→ **DIRECTION**
Reproduce every entry exactly, without alteration.

------ DATA ROWS ------

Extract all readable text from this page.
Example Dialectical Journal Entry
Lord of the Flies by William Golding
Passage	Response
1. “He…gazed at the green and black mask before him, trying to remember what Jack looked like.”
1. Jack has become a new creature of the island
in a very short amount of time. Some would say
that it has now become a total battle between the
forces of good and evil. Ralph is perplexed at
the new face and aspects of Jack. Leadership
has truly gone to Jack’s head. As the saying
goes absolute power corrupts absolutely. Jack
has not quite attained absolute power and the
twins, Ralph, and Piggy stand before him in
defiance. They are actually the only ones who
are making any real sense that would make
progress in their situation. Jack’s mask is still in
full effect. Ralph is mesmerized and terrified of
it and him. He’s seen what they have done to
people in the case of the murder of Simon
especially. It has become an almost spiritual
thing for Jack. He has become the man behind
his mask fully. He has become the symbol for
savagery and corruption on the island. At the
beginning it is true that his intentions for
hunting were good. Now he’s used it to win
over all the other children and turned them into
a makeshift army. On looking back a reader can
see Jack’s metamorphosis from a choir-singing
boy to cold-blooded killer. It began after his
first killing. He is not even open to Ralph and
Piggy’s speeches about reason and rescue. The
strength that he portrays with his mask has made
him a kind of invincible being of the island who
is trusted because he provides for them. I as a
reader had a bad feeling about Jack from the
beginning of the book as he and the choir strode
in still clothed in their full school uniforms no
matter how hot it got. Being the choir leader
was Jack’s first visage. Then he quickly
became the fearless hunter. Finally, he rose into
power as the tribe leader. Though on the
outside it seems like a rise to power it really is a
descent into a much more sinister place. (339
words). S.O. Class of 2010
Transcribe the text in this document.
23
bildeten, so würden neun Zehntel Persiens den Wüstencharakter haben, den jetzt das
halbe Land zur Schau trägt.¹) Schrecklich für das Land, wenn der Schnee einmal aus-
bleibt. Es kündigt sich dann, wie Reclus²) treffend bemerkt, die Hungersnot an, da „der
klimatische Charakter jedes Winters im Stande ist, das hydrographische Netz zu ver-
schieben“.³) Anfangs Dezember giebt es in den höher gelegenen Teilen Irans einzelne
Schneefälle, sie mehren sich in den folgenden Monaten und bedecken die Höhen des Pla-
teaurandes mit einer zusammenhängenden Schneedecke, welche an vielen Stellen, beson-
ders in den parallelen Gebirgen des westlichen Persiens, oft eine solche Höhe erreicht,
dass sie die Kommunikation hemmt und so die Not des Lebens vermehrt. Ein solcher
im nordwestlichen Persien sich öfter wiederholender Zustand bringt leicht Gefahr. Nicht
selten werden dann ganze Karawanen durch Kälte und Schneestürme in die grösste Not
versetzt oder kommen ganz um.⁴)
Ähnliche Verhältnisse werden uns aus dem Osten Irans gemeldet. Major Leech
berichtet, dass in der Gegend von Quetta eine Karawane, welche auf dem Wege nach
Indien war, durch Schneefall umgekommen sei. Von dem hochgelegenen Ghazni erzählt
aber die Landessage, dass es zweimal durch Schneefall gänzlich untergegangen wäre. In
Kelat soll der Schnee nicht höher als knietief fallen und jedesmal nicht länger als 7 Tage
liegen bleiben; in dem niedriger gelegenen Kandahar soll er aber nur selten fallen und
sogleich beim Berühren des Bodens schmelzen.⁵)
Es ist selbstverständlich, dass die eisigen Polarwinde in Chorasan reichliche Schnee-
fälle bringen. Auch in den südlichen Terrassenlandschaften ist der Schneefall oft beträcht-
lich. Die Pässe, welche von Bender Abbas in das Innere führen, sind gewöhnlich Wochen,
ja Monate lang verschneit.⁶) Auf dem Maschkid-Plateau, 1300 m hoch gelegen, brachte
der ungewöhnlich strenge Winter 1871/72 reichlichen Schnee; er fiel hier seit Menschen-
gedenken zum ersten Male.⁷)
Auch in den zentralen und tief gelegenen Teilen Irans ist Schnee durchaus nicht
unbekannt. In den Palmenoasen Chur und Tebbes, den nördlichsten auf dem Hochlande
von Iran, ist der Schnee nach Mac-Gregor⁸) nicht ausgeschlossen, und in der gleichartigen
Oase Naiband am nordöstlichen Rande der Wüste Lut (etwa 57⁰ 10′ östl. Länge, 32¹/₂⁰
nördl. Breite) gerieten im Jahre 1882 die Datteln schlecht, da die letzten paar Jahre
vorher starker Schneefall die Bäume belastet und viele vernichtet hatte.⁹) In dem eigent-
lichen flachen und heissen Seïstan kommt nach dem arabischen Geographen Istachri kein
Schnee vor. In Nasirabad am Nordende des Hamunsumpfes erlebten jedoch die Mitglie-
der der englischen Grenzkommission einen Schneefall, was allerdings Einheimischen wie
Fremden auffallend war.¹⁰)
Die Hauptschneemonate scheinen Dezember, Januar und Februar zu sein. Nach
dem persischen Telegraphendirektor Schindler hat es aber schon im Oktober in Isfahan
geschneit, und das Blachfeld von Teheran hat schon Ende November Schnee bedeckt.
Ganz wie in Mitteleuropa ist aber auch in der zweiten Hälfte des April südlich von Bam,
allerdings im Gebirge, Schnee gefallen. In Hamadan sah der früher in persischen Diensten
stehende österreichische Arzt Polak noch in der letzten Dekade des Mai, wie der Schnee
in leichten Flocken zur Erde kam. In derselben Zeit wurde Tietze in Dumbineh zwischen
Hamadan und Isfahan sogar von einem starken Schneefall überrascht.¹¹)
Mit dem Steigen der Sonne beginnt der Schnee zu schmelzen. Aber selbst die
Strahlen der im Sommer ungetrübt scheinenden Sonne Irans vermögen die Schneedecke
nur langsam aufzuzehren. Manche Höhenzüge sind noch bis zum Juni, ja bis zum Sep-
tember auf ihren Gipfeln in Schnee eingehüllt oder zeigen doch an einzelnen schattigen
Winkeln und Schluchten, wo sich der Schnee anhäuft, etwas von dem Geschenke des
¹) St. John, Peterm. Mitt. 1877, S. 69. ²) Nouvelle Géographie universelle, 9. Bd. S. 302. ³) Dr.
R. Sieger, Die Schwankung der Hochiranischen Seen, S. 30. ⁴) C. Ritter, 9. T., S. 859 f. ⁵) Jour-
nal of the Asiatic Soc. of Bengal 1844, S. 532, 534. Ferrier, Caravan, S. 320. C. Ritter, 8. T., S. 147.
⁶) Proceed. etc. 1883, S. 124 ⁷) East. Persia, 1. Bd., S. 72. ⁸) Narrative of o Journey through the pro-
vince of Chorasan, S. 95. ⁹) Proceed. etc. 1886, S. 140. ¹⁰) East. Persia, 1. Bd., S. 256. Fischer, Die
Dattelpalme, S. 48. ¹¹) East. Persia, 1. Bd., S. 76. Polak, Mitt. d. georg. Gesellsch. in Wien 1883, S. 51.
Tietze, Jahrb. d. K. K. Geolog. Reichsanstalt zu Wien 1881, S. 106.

------

→ **EXERCISE SOLUTION**
Extract all readable text from this page.
Example Dialectical Journal Entry
Lord of the Flies by William Golding
Passage	Response
1. “He…gazed at the green and black mask before him, trying to remember what Jack looked like.”
1. Jack has become a new creature of the island
in a very short amount of time. Some would say
that it has now become a total battle between the
forces of good and evil. Ralph is perplexed at
the new face and aspects of Jack. Leadership
has truly gone to Jack’s head. As the saying
goes absolute power corrupts absolutely. Jack
has not quite attained absolute power and the
twins, Ralph, and Piggy stand before him in
defiance. They are actually the only ones who
are making any real sense that would make
progress in their situation. Jack’s mask is still in
full effect. Ralph is mesmerized and terrified of
it and him. He’s seen what they have done to
people in the case of the murder of Simon
especially. It has become an almost spiritual
thing for Jack. He has become the man behind
his mask fully. He has become the symbol for
savagery and corruption on the island. At the
beginning it is true that his intentions for
hunting were good. Now he’s used it to win
over all the other children and turned them into
a makeshift army. On looking back a reader can
see Jack’s metamorphosis from a choir-singing
boy to cold-blooded killer. It began after his
first killing. He is not even open to Ralph and
Piggy’s speeches about reason and rescue. The
strength that he portrays with his mask has made
him a kind of invincible being of the island who
is trusted because he provides for them. I as a
reader had a bad feeling about Jack from the
beginning of the book as he and the choir strode
in still clothed in their full school uniforms no
matter how hot it got. Being the choir leader
was Jack’s first visage. Then he quickly
became the fearless hunter. Finally, he rose into
power as the tribe leader. Though on the
outside it seems like a rise to power it really is a
descent into a much more sinister place. (339
words). S.O. Class of 2010
Transcribe the text in this document.
23
bildeten, so würden neun Zehntel Persiens den Wüstencharakter haben, den jetzt das
halbe Land zur Schau trägt.¹) Schrecklich für das Land, wenn der Schnee einmal aus-
bleibt. Es kündigt sich dann, wie Reclus²) treffend bemerkt, die Hungersnot an, da „der
klimatische Charakter jedes Winters im Stande ist, das hydrographische Netz zu ver-
schieben“.³) Anfangs Dezember giebt es in den höher gelegenen Teilen Irans einzelne
Schneefälle, sie mehren sich in den folgenden Monaten und bedecken die Höhen des Pla-
teaurandes mit einer zusammenhängenden Schneedecke, welche an vielen Stellen, beson-
ders in den parallelen Gebirgen des westlichen Persiens, oft eine solche Höhe erreicht,
dass sie die Kommunikation hemmt und so die Not des Lebens vermehrt. Ein solcher
im nordwestlichen Persien sich öfter wiederholender Zustand bringt leicht Gefahr. Nicht
selten werden dann ganze Karawanen durch Kälte und Schneestürme in die grösste Not
versetzt oder kommen ganz um.⁴)
Ähnliche Verhältnisse werden uns aus dem Osten Irans gemeldet. Major Leech
berichtet, dass in der Gegend von Quetta eine Karawane, welche auf dem Wege nach
Indien war, durch Schneefall umgekommen sei. Von dem hochgelegenen Ghazni erzählt
aber die Landessage, dass es zweimal durch Schneefall gänzlich untergegangen wäre. In
Kelat soll der Schnee nicht höher als knietief fallen und jedesmal nicht länger als 7 Tage
liegen bleiben; in dem niedriger gelegenen Kandahar soll er aber nur selten fallen und
sogleich beim Berühren des Bodens schmelzen.⁵)
Es ist selbstverständlich, dass die eisigen Polarwinde in Chorasan reichliche Schnee-
fälle bringen. Auch in den südlichen Terrassenlandschaften ist der Schneefall oft beträcht-
lich. Die Pässe, welche von Bender Abbas in das Innere führen, sind gewöhnlich Wochen,
ja Monate lang verschneit.⁶) Auf dem Maschkid-Plateau, 1300 m hoch gelegen, brachte
der ungewöhnlich strenge Winter 1871/72 reichlichen Schnee; er fiel hier seit Menschen-
gedenken zum ersten Male.⁷)
Auch in den zentralen und tief gelegenen Teilen Irans ist Schnee durchaus nicht
unbekannt. In den Palmenoasen Chur und Tebbes, den nördlichsten auf dem Hochlande
von Iran, ist der Schnee nach Mac-Gregor⁸) nicht ausgeschlossen, und in der gleichartigen
Oase Naiband am nordöstlichen Rande der Wüste Lut (etwa 57⁰ 10′ östl. Länge, 32¹/₂⁰
nördl. Breite) gerieten im Jahre 1882 die Datteln schlecht, da die letzten paar Jahre
vorher starker Schneefall die Bäume belastet und viele vernichtet hatte.⁹) In dem eigent-
lichen flachen und heissen Seïstan kommt nach dem arabischen Geographen Istachri kein
Schnee vor. In Nasirabad am Nordende des Hamunsumpfes erlebten jedoch die Mitglie-
der der englischen Grenzkommission einen Schneefall, was allerdings Einheimischen wie
Fremden auffallend war.¹⁰)
Die Hauptschneemonate scheinen Dezember, Januar und Februar zu sein. Nach
dem persischen Telegraphendirektor Schindler hat es aber schon im Oktober in Isfahan
geschneit, und das Blachfeld von Teheran hat schon Ende November Schnee bedeckt.
Ganz wie in Mitteleuropa ist aber auch in der zweiten Hälfte des April südlich von Bam,
allerdings im Gebirge, Schnee gefallen. In Hamadan sah der früher in persischen Diensten
stehende österreichische Arzt Polak noch in der letzten Dekade des Mai, wie der Schnee
in leichten Flocken zur Erde kam. In derselben Zeit wurde Tietze in Dumbineh zwischen
Hamadan und Isfahan sogar von einem starken Schneefall überrascht.¹¹)
Mit dem Steigen der Sonne beginnt der Schnee zu schmelzen. Aber selbst die
Strahlen der im Sommer ungetrübt scheinenden Sonne Irans vermögen die Schneedecke
nur langsam aufzuzehren. Manche Höhenzüge sind noch bis zum Juni, ja bis zum Sep-
tember auf ihren Gipfeln in Schnee eingehüllt oder zeigen doch an einzelnen schattigen
Winkeln und Schluchten, wo sich der Schnee anhäuft, etwas von dem Geschenke des
¹) St. John, Peterm. Mitt. 1877, S. 69. ²) Nouvelle Géographie universelle, 9. Bd. S. 302. ³) Dr.
R. Sieger, Die Schwankung der Hochiranischen Seen, S. 30. ⁴) C. Ritter, 9. T., S. 859 f. ⁵) Jour-
nal of the Asiatic Soc. of Bengal 1844, S. 532, 534. Ferrier, Caravan, S. 320. C. Ritter, 8. T., S. 147.
⁶) Proceed. etc. 1883, S. 124 ⁷) East. Persia, 1. Bd., S. 72. ⁸) Narrative of o Journey through the pro-
vince of Chorasan, S. 95. ⁹) Proceed. etc. 1886, S. 140. ¹⁰) East. Persia, 1. Bd., S. 256. Fischer, Die
Dattelpalme, S. 48. ¹¹) East. Persia, 1. Bd., S. 76. Polak, Mitt. d. georg. Gesellsch. in Wien 1883, S. 51.
Tietze, Jahrb. d. K. K. Geolog. Reichsanstalt zu Wien 1881, S. 106.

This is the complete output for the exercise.